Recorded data
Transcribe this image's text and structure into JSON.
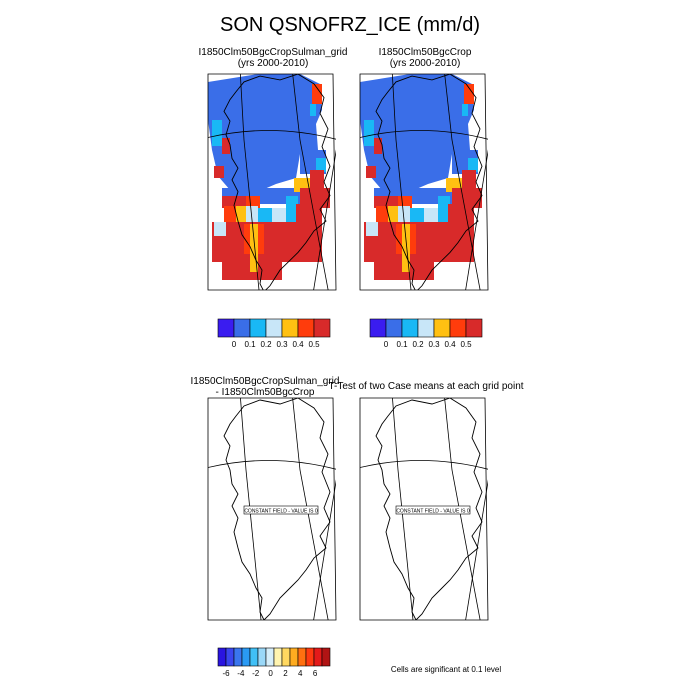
{
  "title": "SON QSNOFRZ_ICE (mm/d)",
  "panels": [
    {
      "id": "p1",
      "line1": "I1850Clm50BgcCropSulman_grid",
      "line2": "(yrs 2000-2010)"
    },
    {
      "id": "p2",
      "line1": "I1850Clm50BgcCrop",
      "line2": "(yrs 2000-2010)"
    },
    {
      "id": "p3",
      "line1": "I1850Clm50BgcCropSulman_grid",
      "line2": "- I1850Clm50BgcCrop",
      "note": "CONSTANT FIELD - VALUE IS 0"
    },
    {
      "id": "p4",
      "line1": "T-Test of two Case means at each grid point",
      "line2": "",
      "note": "CONSTANT FIELD - VALUE IS 0"
    }
  ],
  "colorbar_top": {
    "colors": [
      "#3a1cf0",
      "#3a6ee8",
      "#19b8f5",
      "#c8e6f8",
      "#ffc012",
      "#ff3c0c",
      "#d82a2a"
    ],
    "labels": [
      "0",
      "0.1",
      "0.2",
      "0.3",
      "0.4",
      "0.5"
    ]
  },
  "colorbar_bottom": {
    "colors": [
      "#2a14e0",
      "#3a46ee",
      "#3a76ee",
      "#2a9af4",
      "#40c0f6",
      "#9ad8f8",
      "#d6eefa",
      "#fff4b0",
      "#ffd860",
      "#ffac20",
      "#ff7010",
      "#ff3a10",
      "#e41a1a",
      "#b01414"
    ],
    "labels": [
      "-6",
      "-4",
      "-2",
      "0",
      "2",
      "4",
      "6"
    ]
  },
  "footnote": "Cells are significant at 0.1 level",
  "chart_data": {
    "type": "heatmap",
    "title": "SON QSNOFRZ_ICE (mm/d)",
    "variable": "QSNOFRZ_ICE",
    "units": "mm/d",
    "season": "SON",
    "region": "Greenland",
    "panels": [
      {
        "case": "I1850Clm50BgcCropSulman_grid",
        "years": "2000-2010",
        "range": [
          0,
          0.5
        ]
      },
      {
        "case": "I1850Clm50BgcCrop",
        "years": "2000-2010",
        "range": [
          0,
          0.5
        ]
      },
      {
        "case": "I1850Clm50BgcCropSulman_grid - I1850Clm50BgcCrop",
        "constant_value": 0
      },
      {
        "case": "T-Test of two Case means at each grid point",
        "constant_value": 0,
        "significance_level": 0.1
      }
    ],
    "colorbar_levels_top": [
      0,
      0.1,
      0.2,
      0.3,
      0.4,
      0.5
    ],
    "colorbar_levels_bottom": [
      -6,
      -4,
      -2,
      0,
      2,
      4,
      6
    ]
  }
}
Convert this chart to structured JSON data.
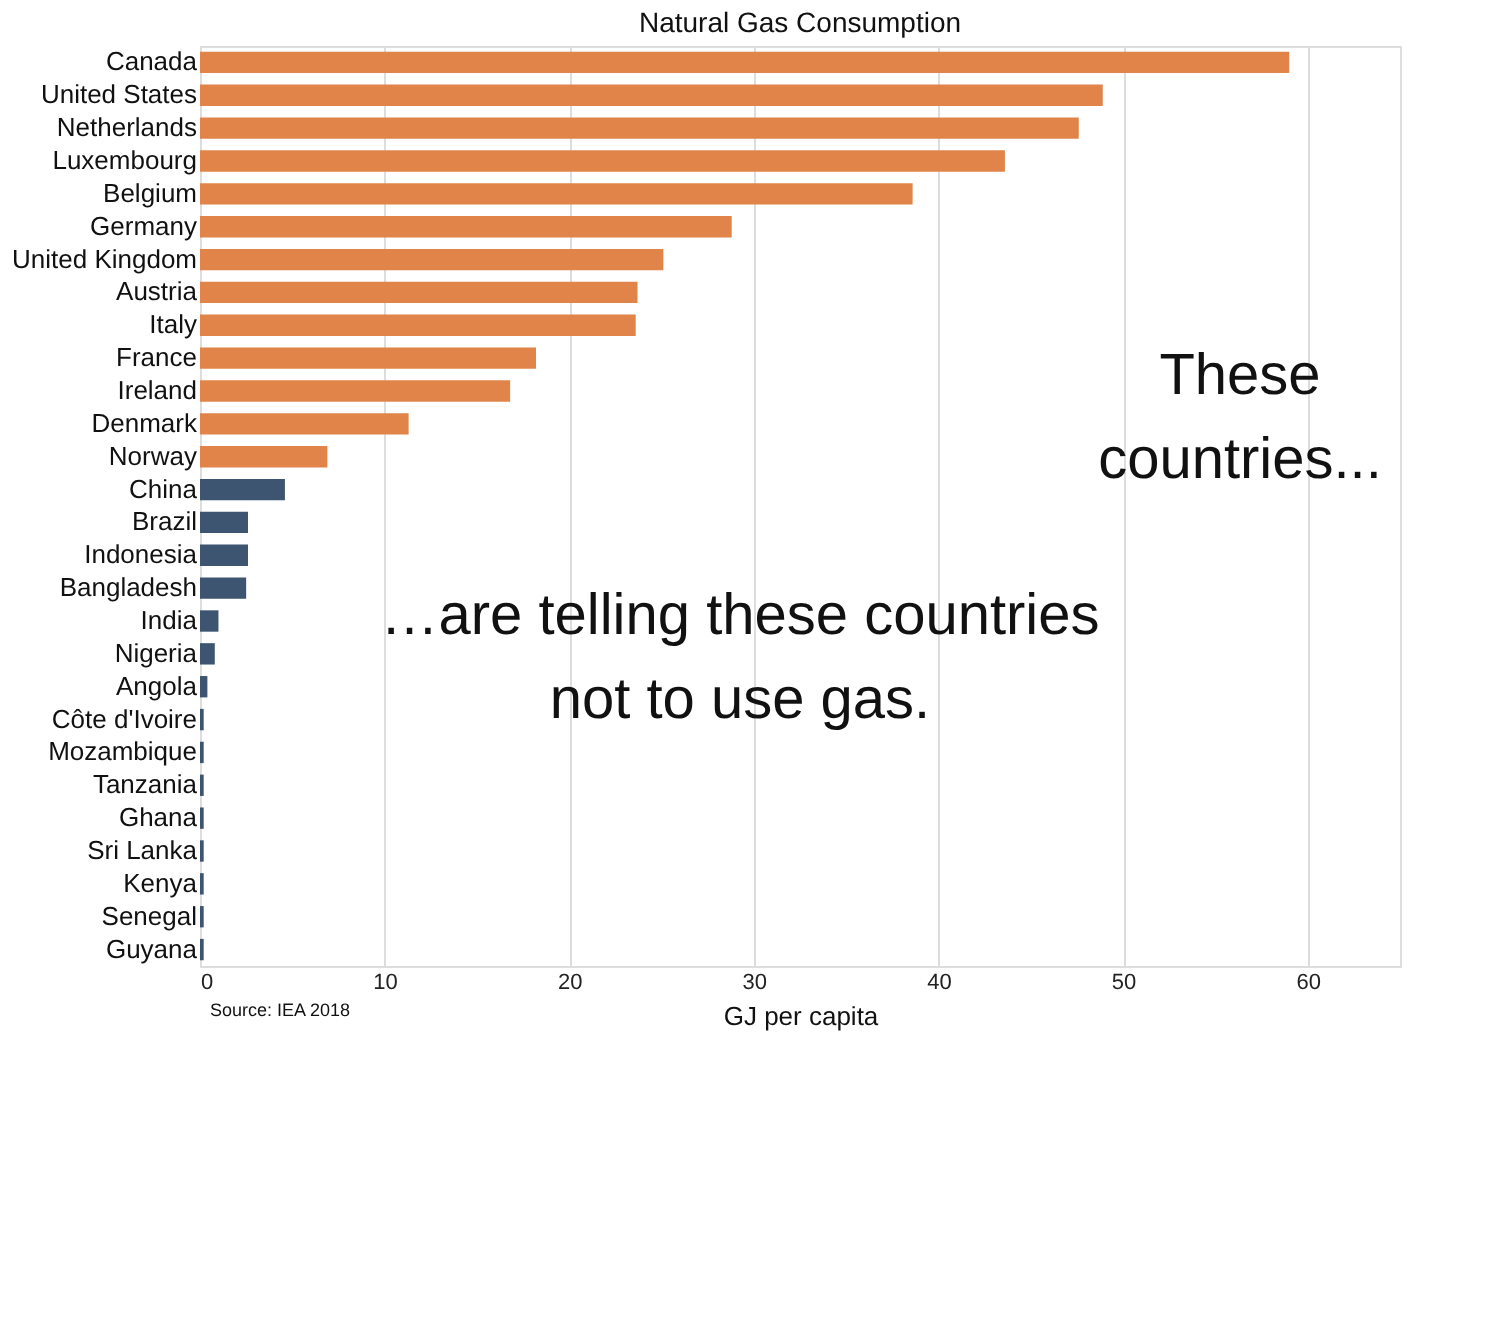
{
  "chart_data": {
    "type": "bar",
    "orientation": "horizontal",
    "title": "Natural Gas Consumption",
    "xlabel": "GJ per capita",
    "categories": [
      "Canada",
      "United States",
      "Netherlands",
      "Luxembourg",
      "Belgium",
      "Germany",
      "United Kingdom",
      "Austria",
      "Italy",
      "France",
      "Ireland",
      "Denmark",
      "Norway",
      "China",
      "Brazil",
      "Indonesia",
      "Bangladesh",
      "India",
      "Nigeria",
      "Angola",
      "Côte d'Ivoire",
      "Mozambique",
      "Tanzania",
      "Ghana",
      "Sri Lanka",
      "Kenya",
      "Senegal",
      "Guyana"
    ],
    "values": [
      59.0,
      48.9,
      47.6,
      43.6,
      38.6,
      28.8,
      25.1,
      23.7,
      23.6,
      18.2,
      16.8,
      11.3,
      6.9,
      4.6,
      2.6,
      2.6,
      2.5,
      1.0,
      0.8,
      0.4,
      0.2,
      0.2,
      0.2,
      0.2,
      0.2,
      0.2,
      0.2,
      0.2
    ],
    "colors": [
      "#e0844a",
      "#e0844a",
      "#e0844a",
      "#e0844a",
      "#e0844a",
      "#e0844a",
      "#e0844a",
      "#e0844a",
      "#e0844a",
      "#e0844a",
      "#e0844a",
      "#e0844a",
      "#e0844a",
      "#3d5570",
      "#3d5570",
      "#3d5570",
      "#3d5570",
      "#3d5570",
      "#3d5570",
      "#3d5570",
      "#3d5570",
      "#3d5570",
      "#3d5570",
      "#3d5570",
      "#3d5570",
      "#3d5570",
      "#3d5570",
      "#3d5570"
    ],
    "xlim": [
      0,
      65
    ],
    "xticks": [
      0,
      10,
      20,
      30,
      40,
      50,
      60
    ],
    "grid": "x",
    "annotations": [
      "These countries...",
      "…are telling these countries not to use gas.",
      "Source: IEA 2018"
    ]
  }
}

▶ Aim: Filter out every line that lacks the word "each", and copy the rest.

▶ Solved exercise:
      "line1": "T-Test of two Case means at each grid point",
        "case": "T-Test of two Case means at each grid point",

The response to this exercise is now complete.